What you are asked to do | Write out all the lines again, precisely as they stand, but without the images.

· · · ·

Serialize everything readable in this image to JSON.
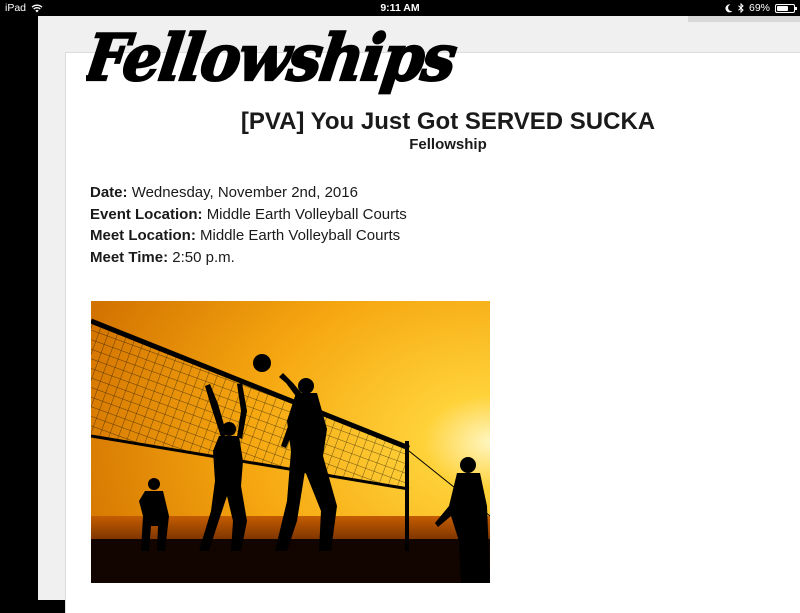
{
  "status_bar": {
    "device": "iPad",
    "time": "9:11 AM",
    "battery": "69%",
    "battery_level": 0.69
  },
  "logo": {
    "text": "Fellowships"
  },
  "event": {
    "title": "[PVA] You Just Got SERVED SUCKA",
    "subtitle": "Fellowship"
  },
  "details": {
    "date_label": "Date:",
    "date_value": "Wednesday, November 2nd, 2016",
    "event_location_label": "Event Location:",
    "event_location_value": "Middle Earth Volleyball Courts",
    "meet_location_label": "Meet Location:",
    "meet_location_value": "Middle Earth Volleyball Courts",
    "meet_time_label": "Meet Time:",
    "meet_time_value": "2:50 p.m."
  },
  "colors": {
    "sunset_light": "#ffd23a",
    "sunset_mid": "#f6a710",
    "sunset_dark": "#d27200",
    "silhouette": "#000000"
  }
}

· · · ·

Answer for the task |
Serialize everything readable in this image to JSON.
{
  "status_bar": {
    "device": "iPad",
    "time": "9:11 AM",
    "battery": "69%",
    "battery_level": 0.69
  },
  "logo": {
    "text": "Fellowships"
  },
  "event": {
    "title": "[PVA] You Just Got SERVED SUCKA",
    "subtitle": "Fellowship"
  },
  "details": {
    "date_label": "Date:",
    "date_value": "Wednesday, November 2nd, 2016",
    "event_location_label": "Event Location:",
    "event_location_value": "Middle Earth Volleyball Courts",
    "meet_location_label": "Meet Location:",
    "meet_location_value": "Middle Earth Volleyball Courts",
    "meet_time_label": "Meet Time:",
    "meet_time_value": "2:50 p.m."
  },
  "colors": {
    "sunset_light": "#ffd23a",
    "sunset_mid": "#f6a710",
    "sunset_dark": "#d27200",
    "silhouette": "#000000"
  }
}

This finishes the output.